Copy the part of the health-care text that begins at the words "A very interesting" and ends after the words "by the government.", keeping every word and mark unchanged.

• Document extract:
◆ ◆ ◆ ◆
Ah, but some well-off Americans might protest: Those pesky figures are for everyone in a country. If you are insured and well-off in America you will live longer and better because of the fabulous hospitals, the incredible techniques.
The incidental evidence is poor on that as well. Check this from the New York Times today: American doctors put in artificial joints that have already proven flawed and that wouldn’t be used in other countries – because the other countries have a national registry that reveals problems quickly, and the U.S. doesn’t. Skip all the arguments about exactly why the U.S. doesn’t. They boil down to: no national health care system. The free market is good at giving you expensive care, not necessarily good care.
Funny thing is, Mom would have been the first to warn me that the highest-priced item wasn’t necessarily the best. It just had the most snob appeal.
A very interesting article, and well said.Everyone seems to be having problems with their health systems but the state of health-care in the US is truly astonishing. It is good to hear the case for social services made coherently. Its about time we rolled back the free-market dogma and found a more rational discourse. The right mix will be needed to avoid environmental meltdown.
Hi,
I think you make a few mistakes, although I agree with your basic orientation:
-You confuse socialized medicine (e.g. the V.A. system in America or the system in the U.K.), where the hospitals and clinics are government owned and run and the doctors are government employees, with socialized insurance (e.g. Medicare in the U.S. or the system in Canada), where hospitals and doctors are private but health insurance is provided by the government.
-Israel actually has neither: If I understand it correctly, Israel has a system like Switzerland’s with private insurance companies that are required by law to cover everyone who requests service and there is a national list of approved drugs and treatments. In Switzerland, the only profits the insurance companies are allowed to earn come from the sale of supplemental insurance for things not otherwise covered (private hospital rooms, alternative medicines etc.). In America, insurance companies earn profits by screening their customers and denying coverage for expensive procedures and treatments.
Boy did you hit it on the head .The trouble is most Americans won’t believe the truth in regard to their healthcare because it’s unpatriotic to believe that we aren’t the best in the world not a slow-adapting also -ran. As a lawyer I have had several defective hip prosthesis cases where the prothesis has cracked and had to be removed and a new one put in; all the technology based on devices no longer used in Europe. The manufacturers usually blame the surgeons or the victim rather than accept my metallurgists testing, based on unassailable data. Of course the culprits always point to approval by the ” holy of holies” the FDA. I have settled every one with a confedential order on disclosure of terms of settlement.
◆ ◆ ◆ ◆
• Dataset records:
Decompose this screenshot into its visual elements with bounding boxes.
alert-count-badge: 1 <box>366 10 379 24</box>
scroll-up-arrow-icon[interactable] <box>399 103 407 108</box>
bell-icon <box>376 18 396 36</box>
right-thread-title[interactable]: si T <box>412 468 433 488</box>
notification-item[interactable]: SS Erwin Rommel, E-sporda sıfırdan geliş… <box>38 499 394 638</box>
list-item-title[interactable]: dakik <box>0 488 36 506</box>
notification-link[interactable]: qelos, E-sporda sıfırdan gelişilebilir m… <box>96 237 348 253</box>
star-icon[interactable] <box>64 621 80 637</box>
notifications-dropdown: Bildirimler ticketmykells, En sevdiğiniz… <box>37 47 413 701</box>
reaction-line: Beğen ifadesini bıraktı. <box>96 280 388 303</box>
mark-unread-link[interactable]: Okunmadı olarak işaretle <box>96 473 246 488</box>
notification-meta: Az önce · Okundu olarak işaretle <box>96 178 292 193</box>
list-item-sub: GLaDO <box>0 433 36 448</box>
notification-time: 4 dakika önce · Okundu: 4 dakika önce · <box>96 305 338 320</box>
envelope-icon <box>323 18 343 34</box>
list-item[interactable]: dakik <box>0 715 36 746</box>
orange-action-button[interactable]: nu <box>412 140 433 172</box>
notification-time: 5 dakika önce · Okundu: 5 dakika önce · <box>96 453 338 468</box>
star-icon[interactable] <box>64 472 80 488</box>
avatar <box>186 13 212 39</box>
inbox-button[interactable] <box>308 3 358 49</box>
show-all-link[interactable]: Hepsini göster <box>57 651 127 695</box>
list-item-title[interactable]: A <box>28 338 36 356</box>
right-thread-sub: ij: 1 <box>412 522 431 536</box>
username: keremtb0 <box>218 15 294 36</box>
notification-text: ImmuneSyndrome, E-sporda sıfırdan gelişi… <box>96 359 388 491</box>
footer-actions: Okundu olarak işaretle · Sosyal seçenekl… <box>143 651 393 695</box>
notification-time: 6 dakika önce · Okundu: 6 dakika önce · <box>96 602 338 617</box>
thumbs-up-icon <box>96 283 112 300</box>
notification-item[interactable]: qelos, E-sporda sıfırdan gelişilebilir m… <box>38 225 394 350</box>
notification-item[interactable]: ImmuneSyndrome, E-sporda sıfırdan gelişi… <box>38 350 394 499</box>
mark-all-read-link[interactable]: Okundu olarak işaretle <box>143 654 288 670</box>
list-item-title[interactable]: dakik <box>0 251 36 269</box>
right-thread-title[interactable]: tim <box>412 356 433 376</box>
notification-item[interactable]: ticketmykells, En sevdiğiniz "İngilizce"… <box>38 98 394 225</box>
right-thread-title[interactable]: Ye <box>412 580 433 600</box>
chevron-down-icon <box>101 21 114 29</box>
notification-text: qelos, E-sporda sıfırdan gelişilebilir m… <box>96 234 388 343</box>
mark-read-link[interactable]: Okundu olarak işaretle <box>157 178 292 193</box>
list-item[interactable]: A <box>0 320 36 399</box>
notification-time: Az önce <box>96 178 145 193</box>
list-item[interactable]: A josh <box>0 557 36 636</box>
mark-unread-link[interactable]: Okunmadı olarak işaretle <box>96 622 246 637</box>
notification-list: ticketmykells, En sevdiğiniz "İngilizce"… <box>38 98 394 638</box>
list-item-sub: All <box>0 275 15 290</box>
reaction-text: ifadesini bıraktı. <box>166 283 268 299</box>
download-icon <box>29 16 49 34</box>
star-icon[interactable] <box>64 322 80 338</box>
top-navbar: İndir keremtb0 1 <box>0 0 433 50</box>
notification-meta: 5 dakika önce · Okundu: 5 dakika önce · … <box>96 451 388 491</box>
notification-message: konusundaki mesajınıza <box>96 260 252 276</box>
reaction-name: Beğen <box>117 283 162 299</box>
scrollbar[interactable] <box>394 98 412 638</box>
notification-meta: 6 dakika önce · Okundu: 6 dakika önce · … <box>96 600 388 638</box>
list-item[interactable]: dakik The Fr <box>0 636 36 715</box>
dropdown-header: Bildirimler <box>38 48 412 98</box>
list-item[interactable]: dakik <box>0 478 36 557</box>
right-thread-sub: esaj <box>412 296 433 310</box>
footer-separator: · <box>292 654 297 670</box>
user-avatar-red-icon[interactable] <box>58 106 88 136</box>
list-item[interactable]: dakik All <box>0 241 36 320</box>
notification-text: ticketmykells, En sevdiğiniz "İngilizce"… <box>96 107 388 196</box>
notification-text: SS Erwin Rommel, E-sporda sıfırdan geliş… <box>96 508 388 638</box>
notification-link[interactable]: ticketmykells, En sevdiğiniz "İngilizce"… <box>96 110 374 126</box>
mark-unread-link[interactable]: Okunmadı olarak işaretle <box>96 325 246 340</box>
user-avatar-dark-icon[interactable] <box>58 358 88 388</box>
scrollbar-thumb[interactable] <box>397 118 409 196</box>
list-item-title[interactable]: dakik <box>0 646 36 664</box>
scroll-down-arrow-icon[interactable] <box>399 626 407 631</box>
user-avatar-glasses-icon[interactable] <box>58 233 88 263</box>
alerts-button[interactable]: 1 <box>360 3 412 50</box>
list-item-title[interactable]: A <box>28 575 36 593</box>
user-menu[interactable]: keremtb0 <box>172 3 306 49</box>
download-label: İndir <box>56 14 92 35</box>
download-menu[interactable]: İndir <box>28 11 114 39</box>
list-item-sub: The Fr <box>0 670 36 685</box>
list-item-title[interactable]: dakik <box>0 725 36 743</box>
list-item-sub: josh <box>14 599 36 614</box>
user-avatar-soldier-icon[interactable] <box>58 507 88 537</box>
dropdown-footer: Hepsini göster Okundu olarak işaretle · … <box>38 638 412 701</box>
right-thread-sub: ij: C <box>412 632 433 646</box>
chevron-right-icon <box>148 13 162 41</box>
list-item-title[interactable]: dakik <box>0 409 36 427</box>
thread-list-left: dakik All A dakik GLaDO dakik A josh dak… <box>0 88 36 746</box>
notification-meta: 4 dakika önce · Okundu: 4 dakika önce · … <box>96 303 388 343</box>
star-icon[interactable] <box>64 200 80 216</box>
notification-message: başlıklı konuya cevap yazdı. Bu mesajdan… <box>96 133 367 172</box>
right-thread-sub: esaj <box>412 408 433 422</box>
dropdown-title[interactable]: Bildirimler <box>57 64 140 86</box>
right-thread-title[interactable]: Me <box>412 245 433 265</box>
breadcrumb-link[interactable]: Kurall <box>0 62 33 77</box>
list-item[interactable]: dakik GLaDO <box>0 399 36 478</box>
◆ ◆ ◆ ◆
• Reply to the task:
A very interesting article, and well said.Everyone seems to be having problems with their health systems but the state of health-care in the US is truly astonishing. It is good to hear the case for social services made coherently. Its about time we rolled back the free-market dogma and found a more rational discourse. The right mix will be needed to avoid environmental meltdown.
Hi,
I think you make a few mistakes, although I agree with your basic orientation:
-You confuse socialized medicine (e.g. the V.A. system in America or the system in the U.K.), where the hospitals and clinics are government owned and run and the doctors are government employees, with socialized insurance (e.g. Medicare in the U.S. or the system in Canada), where hospitals and doctors are private but health insurance is provided by the government.